## [Written instruction]
Please transcribe the data that follows without the pictures, keeping every word the same.

BEGIN Data extract

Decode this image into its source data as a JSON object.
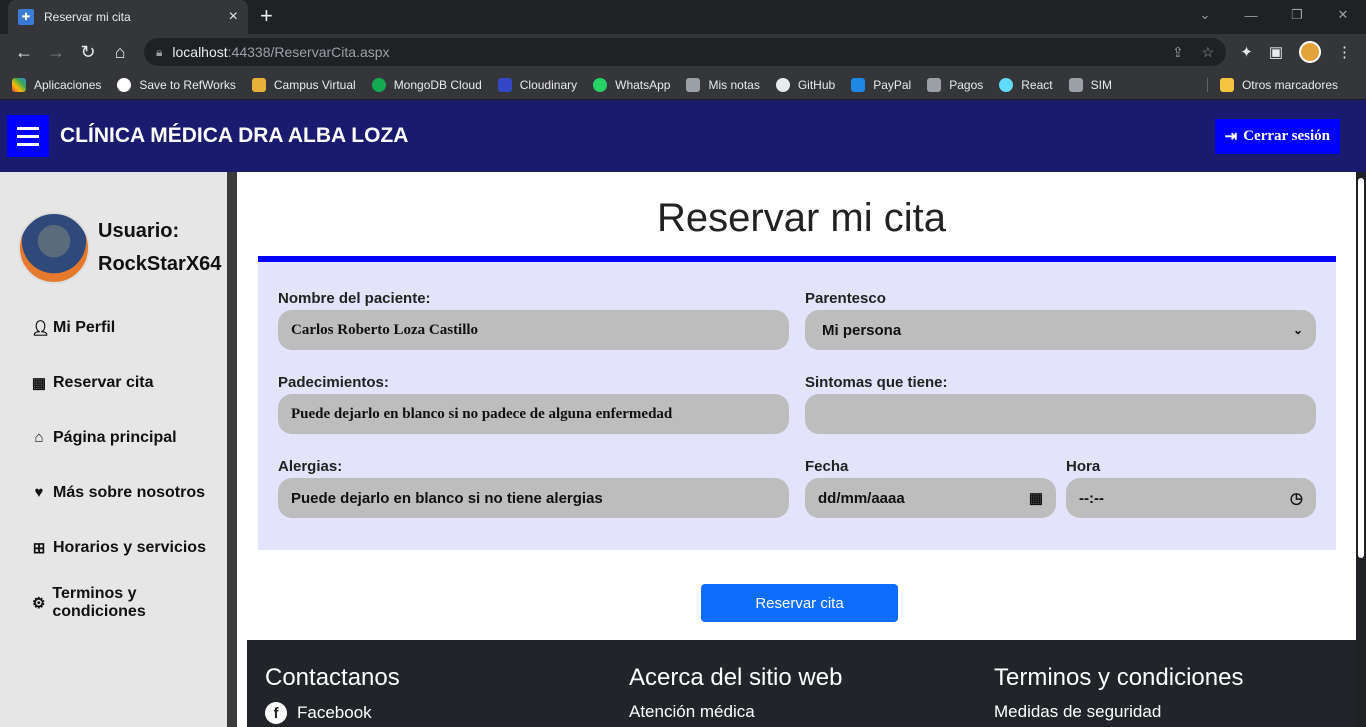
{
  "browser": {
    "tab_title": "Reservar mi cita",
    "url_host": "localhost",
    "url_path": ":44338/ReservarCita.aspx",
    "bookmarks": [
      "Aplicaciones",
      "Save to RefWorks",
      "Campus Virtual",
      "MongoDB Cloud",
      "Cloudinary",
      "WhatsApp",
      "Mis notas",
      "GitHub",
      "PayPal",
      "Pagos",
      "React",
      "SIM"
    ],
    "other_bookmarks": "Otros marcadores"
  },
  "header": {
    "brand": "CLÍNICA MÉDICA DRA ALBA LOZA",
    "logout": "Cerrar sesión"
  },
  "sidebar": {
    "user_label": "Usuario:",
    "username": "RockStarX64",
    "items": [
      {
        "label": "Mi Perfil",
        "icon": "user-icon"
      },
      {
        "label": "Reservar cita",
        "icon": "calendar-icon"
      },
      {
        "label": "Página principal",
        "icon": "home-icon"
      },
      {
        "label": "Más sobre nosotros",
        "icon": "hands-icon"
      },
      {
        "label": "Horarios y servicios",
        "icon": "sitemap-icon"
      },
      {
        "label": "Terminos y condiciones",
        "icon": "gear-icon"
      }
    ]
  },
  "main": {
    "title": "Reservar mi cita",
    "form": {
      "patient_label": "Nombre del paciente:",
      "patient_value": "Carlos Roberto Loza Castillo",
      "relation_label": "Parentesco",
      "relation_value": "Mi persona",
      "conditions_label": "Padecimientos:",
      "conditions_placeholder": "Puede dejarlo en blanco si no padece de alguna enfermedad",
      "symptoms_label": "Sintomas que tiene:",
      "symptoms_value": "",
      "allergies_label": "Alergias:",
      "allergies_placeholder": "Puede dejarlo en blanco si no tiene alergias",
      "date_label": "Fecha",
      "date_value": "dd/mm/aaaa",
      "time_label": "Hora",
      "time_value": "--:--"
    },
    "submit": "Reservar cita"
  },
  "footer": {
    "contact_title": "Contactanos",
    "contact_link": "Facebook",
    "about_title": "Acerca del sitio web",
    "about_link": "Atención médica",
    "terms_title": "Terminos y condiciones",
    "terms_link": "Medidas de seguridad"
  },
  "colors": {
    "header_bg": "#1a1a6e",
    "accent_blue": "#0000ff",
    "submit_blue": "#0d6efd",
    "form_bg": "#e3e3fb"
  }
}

END Data extract

## [Completed exercise]
Decode this image into its source data as a JSON object.
{
  "browser": {
    "tab_title": "Reservar mi cita",
    "url_host": "localhost",
    "url_path": ":44338/ReservarCita.aspx",
    "bookmarks": [
      "Aplicaciones",
      "Save to RefWorks",
      "Campus Virtual",
      "MongoDB Cloud",
      "Cloudinary",
      "WhatsApp",
      "Mis notas",
      "GitHub",
      "PayPal",
      "Pagos",
      "React",
      "SIM"
    ],
    "other_bookmarks": "Otros marcadores"
  },
  "header": {
    "brand": "CLÍNICA MÉDICA DRA ALBA LOZA",
    "logout": "Cerrar sesión"
  },
  "sidebar": {
    "user_label": "Usuario:",
    "username": "RockStarX64",
    "items": [
      {
        "label": "Mi Perfil",
        "icon": "user-icon"
      },
      {
        "label": "Reservar cita",
        "icon": "calendar-icon"
      },
      {
        "label": "Página principal",
        "icon": "home-icon"
      },
      {
        "label": "Más sobre nosotros",
        "icon": "hands-icon"
      },
      {
        "label": "Horarios y servicios",
        "icon": "sitemap-icon"
      },
      {
        "label": "Terminos y condiciones",
        "icon": "gear-icon"
      }
    ]
  },
  "main": {
    "title": "Reservar mi cita",
    "form": {
      "patient_label": "Nombre del paciente:",
      "patient_value": "Carlos Roberto Loza Castillo",
      "relation_label": "Parentesco",
      "relation_value": "Mi persona",
      "conditions_label": "Padecimientos:",
      "conditions_placeholder": "Puede dejarlo en blanco si no padece de alguna enfermedad",
      "symptoms_label": "Sintomas que tiene:",
      "symptoms_value": "",
      "allergies_label": "Alergias:",
      "allergies_placeholder": "Puede dejarlo en blanco si no tiene alergias",
      "date_label": "Fecha",
      "date_value": "dd/mm/aaaa",
      "time_label": "Hora",
      "time_value": "--:--"
    },
    "submit": "Reservar cita"
  },
  "footer": {
    "contact_title": "Contactanos",
    "contact_link": "Facebook",
    "about_title": "Acerca del sitio web",
    "about_link": "Atención médica",
    "terms_title": "Terminos y condiciones",
    "terms_link": "Medidas de seguridad"
  },
  "colors": {
    "header_bg": "#1a1a6e",
    "accent_blue": "#0000ff",
    "submit_blue": "#0d6efd",
    "form_bg": "#e3e3fb"
  }
}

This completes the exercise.